━━━ Provided data ━━━
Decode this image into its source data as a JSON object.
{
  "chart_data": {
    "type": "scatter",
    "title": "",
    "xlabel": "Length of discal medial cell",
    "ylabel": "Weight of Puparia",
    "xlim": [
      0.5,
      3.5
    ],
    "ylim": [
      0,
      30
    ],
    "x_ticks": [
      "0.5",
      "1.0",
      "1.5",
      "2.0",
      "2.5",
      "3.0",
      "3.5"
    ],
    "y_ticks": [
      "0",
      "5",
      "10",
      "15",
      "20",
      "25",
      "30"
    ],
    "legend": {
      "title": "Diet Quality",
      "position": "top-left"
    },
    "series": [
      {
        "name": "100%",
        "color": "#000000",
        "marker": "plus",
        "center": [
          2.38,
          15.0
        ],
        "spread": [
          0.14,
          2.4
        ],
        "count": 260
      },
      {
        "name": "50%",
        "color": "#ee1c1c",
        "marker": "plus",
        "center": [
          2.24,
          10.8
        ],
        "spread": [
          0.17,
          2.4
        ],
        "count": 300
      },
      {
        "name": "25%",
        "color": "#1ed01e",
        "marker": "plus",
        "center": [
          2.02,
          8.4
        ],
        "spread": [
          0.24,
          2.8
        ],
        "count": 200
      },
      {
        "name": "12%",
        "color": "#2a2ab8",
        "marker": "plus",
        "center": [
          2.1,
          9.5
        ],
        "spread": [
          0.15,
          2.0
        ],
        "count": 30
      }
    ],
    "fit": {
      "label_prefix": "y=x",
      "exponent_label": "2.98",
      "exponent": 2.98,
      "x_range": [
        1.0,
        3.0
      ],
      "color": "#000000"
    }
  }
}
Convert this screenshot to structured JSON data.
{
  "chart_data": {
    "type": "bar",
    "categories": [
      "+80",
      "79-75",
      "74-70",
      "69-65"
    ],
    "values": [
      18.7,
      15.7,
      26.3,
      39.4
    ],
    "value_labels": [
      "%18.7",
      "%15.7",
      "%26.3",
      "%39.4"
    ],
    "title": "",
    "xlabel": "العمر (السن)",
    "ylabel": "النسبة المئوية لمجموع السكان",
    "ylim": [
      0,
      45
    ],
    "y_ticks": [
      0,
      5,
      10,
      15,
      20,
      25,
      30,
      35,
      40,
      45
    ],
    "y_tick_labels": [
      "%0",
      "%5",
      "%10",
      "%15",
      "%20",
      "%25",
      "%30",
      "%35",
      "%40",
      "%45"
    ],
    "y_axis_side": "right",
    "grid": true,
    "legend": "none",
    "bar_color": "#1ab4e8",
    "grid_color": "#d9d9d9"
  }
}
━━━
■ **Instructions for the task**
Retype the material in full, character for character.

■ **Output of the task**
Decode this image into its source data as a JSON object.
{
  "chart_data": {
    "type": "scatter",
    "title": "",
    "xlabel": "Length of discal medial cell",
    "ylabel": "Weight of Puparia",
    "xlim": [
      0.5,
      3.5
    ],
    "ylim": [
      0,
      30
    ],
    "x_ticks": [
      "0.5",
      "1.0",
      "1.5",
      "2.0",
      "2.5",
      "3.0",
      "3.5"
    ],
    "y_ticks": [
      "0",
      "5",
      "10",
      "15",
      "20",
      "25",
      "30"
    ],
    "legend": {
      "title": "Diet Quality",
      "position": "top-left"
    },
    "series": [
      {
        "name": "100%",
        "color": "#000000",
        "marker": "plus",
        "center": [
          2.38,
          15.0
        ],
        "spread": [
          0.14,
          2.4
        ],
        "count": 260
      },
      {
        "name": "50%",
        "color": "#ee1c1c",
        "marker": "plus",
        "center": [
          2.24,
          10.8
        ],
        "spread": [
          0.17,
          2.4
        ],
        "count": 300
      },
      {
        "name": "25%",
        "color": "#1ed01e",
        "marker": "plus",
        "center": [
          2.02,
          8.4
        ],
        "spread": [
          0.24,
          2.8
        ],
        "count": 200
      },
      {
        "name": "12%",
        "color": "#2a2ab8",
        "marker": "plus",
        "center": [
          2.1,
          9.5
        ],
        "spread": [
          0.15,
          2.0
        ],
        "count": 30
      }
    ],
    "fit": {
      "label_prefix": "y=x",
      "exponent_label": "2.98",
      "exponent": 2.98,
      "x_range": [
        1.0,
        3.0
      ],
      "color": "#000000"
    }
  }
}
Convert this screenshot to structured JSON data.
{
  "chart_data": {
    "type": "bar",
    "categories": [
      "+80",
      "79-75",
      "74-70",
      "69-65"
    ],
    "values": [
      18.7,
      15.7,
      26.3,
      39.4
    ],
    "value_labels": [
      "%18.7",
      "%15.7",
      "%26.3",
      "%39.4"
    ],
    "title": "",
    "xlabel": "العمر (السن)",
    "ylabel": "النسبة المئوية لمجموع السكان",
    "ylim": [
      0,
      45
    ],
    "y_ticks": [
      0,
      5,
      10,
      15,
      20,
      25,
      30,
      35,
      40,
      45
    ],
    "y_tick_labels": [
      "%0",
      "%5",
      "%10",
      "%15",
      "%20",
      "%25",
      "%30",
      "%35",
      "%40",
      "%45"
    ],
    "y_axis_side": "right",
    "grid": true,
    "legend": "none",
    "bar_color": "#1ab4e8",
    "grid_color": "#d9d9d9"
  }
}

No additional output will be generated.